Verilen metin:
§
Uşak Barosu avukatları olarak 16.06.2016 tarihinde Adliyeyi keyfi olarak yöneten Baş savcıyı protesto etmek için 100’ü aşkın avukat baro başkanımız basın açıklaması yaparak baş savcıyı protesto etmek için toplandık. Anayasada yazan ifade özgürlüğü, toplantı özgürlüğü hakkımızı kullandık ve hiç bir şekilde kırıp dökmeden toplantıya son verdik. Bu barışçıl protesto nedeniyle Başsavcı yetkilerini kötüye kullanarak bizleri PKK teröristleri gibi yol kesmekle, kişilerin hürriyetini kısıtlamakla suçlayarak, FETÖ terör örgütüne yardım ve yataklık yapanlara bile 2-3 yıl ceza istenirken hakkımızda 10 yıl hapis istemiyle dava açtı, yasaları çiğnedi, böyle bir olay Türkiye’de ilk defa yaşandı 32 avukata dava açıldı, Başsavcının amacı neydi, darbenin karşısında yer alan baroları -avukatları iktidara karşı kışkırtmak mıydı?  Türk Yargısının itibarını Avrupa devletleri-Dünya Devletleri önünde küçük düşürmek miydi ? Bu oyun Baromuz tarafından fark edilmiş, soruşturmaya başlanınca o zamanın HSYK’sı ve Adalet bakanlığı uyarılmıştır. Sesimize kulak verilmemiştir ve bu dava açılmıştır. Dava açılır açılmaz HSK ya ve Adalet Bakanlığına Baromuz tarafından tekrar uyarıda bulunulmuştur. En son bu büyük oyuna Mahkeme tarafından adil ve adaletli bir şekilde son verilmiştir. Bu tür yöneticiler Türkiye’nin hukuk devleti olmasının önünde engel oluşturmaktadırlar. Türkiye’nin demokrasi notunu düşürmektedirler. Benim buradan Adalet Bakanımızdan talebim bu davayı açtıran Başsavcının,açan savcının ve açılmasına izin veren Adalet bakanlığı görevlilerinin derhal GÖREVDEN ALINMALARINI Uşak Barosu avukatları adına talep ediyorum .
§
Mevcut kayıtlar:
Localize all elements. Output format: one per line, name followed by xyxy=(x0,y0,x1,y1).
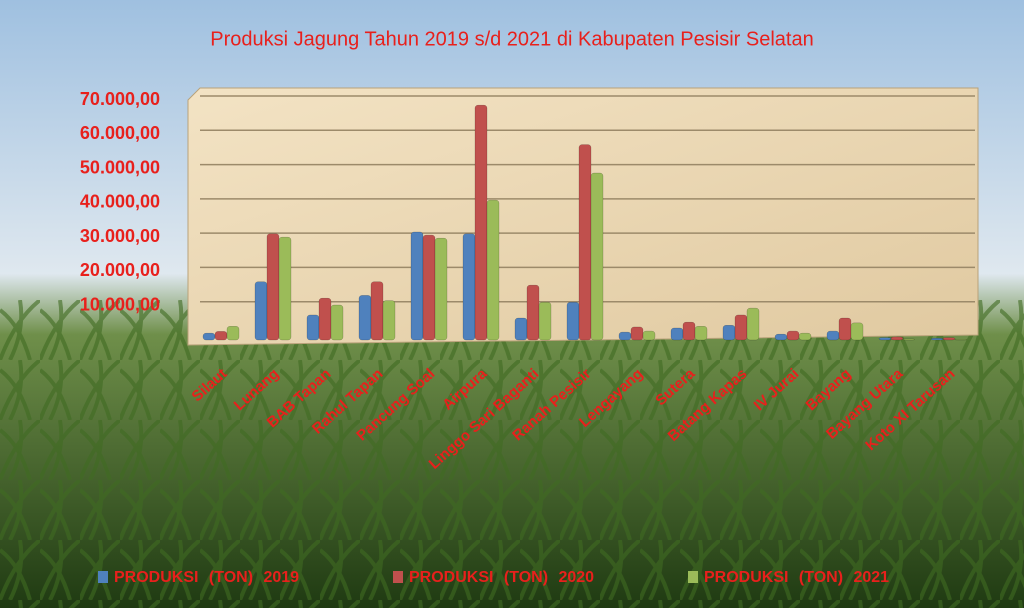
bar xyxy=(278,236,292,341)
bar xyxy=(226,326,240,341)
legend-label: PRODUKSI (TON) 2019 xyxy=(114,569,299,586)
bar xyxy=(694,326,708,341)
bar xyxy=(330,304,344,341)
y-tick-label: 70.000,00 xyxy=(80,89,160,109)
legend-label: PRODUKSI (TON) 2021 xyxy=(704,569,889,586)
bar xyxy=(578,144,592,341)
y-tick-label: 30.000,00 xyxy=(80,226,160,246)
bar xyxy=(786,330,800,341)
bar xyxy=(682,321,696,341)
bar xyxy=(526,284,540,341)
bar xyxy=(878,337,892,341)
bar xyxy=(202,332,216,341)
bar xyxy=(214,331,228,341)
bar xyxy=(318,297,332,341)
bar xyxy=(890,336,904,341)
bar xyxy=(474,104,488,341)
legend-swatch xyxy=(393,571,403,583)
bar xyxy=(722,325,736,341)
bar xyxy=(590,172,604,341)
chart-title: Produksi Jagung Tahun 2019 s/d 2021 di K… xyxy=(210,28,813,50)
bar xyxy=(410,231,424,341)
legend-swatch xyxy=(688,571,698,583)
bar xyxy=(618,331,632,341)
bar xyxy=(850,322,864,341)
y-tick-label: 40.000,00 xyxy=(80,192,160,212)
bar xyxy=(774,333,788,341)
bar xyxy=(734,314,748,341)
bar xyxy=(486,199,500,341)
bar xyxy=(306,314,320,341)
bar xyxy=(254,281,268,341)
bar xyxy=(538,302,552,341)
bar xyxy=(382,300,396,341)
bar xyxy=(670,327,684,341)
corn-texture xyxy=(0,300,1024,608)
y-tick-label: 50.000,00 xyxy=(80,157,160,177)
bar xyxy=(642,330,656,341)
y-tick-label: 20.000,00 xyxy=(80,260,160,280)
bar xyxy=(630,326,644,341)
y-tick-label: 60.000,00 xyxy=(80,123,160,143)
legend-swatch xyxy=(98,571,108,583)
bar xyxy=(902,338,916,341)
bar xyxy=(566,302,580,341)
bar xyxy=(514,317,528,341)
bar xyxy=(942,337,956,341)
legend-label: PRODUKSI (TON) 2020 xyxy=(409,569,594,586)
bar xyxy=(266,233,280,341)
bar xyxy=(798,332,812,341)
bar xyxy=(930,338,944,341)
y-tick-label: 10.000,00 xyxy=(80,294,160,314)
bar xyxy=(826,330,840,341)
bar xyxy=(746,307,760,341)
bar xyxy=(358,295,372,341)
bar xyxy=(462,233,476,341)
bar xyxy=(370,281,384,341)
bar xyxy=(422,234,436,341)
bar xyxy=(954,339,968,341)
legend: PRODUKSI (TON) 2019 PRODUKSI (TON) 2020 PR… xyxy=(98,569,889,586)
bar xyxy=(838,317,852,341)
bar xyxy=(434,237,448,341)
§
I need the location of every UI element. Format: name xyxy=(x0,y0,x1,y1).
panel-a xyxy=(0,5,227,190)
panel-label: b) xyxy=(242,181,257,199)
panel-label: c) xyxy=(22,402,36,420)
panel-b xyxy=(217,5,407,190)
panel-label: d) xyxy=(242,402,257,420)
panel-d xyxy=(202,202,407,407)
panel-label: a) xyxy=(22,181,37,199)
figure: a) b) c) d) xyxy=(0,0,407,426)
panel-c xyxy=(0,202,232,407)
§
Yapılacaklar:
• 1. Kayıtlarda "swatch" dizesini içeren bütün satırları bulun ve her birini kopyalayın.
• 2. Uşak Barosu avukatlarına açılan davayı anlatan metni, son cümlesinden sonra kaldığı yerden sürdürün.

Sıralı çıktılar:
• 1.
legend-swatch xyxy=(393,571,403,583)
legend-swatch xyxy=(688,571,698,583)
legend-swatch xyxy=(98,571,108,583)

• 2.
Avukatlar Yargı içersinde Türk Milletinin sesidirler. Avukatlara yapılan her baskı Millete yapılmaktadır. Eğer Türkiye’nin bir hukuk devleti olmasını,İnsan Hak ve Özgürlükleri konusunda gelişmesini istiyorsanız,öncelikle savunma mesleğinin önündeki engelleri kaldıracaksınız. Adliyenin girişinden başlayarak adalet sisteminin her safhasında savunmayı hakim ve savcı karşısında eşitleyeceksiniz. Otoparklar-giriş kapıları, adliye içersindeki alanın paylaşımı konusunda eşit davranacaksınız. Adliyenin yönetiminde barolara adalet komisyonlarında yer vereceksiniz. Yoksa bugün olduğu gibi Avukatlara yargının zencisi muamelesi yaparsanız, Türkiye’nin demokrasi olarak, ekonomi olarak gelişmesi mümkün değildir.

Tüm meslektaşlarımın 5 Nisan AVUKATLAR GÜNÜNÜ Kutluyorum. Saygılarımı sunuyorum.

AVUKAT GÜRCAN SAĞCAN

UŞAK BARO BAŞKANI”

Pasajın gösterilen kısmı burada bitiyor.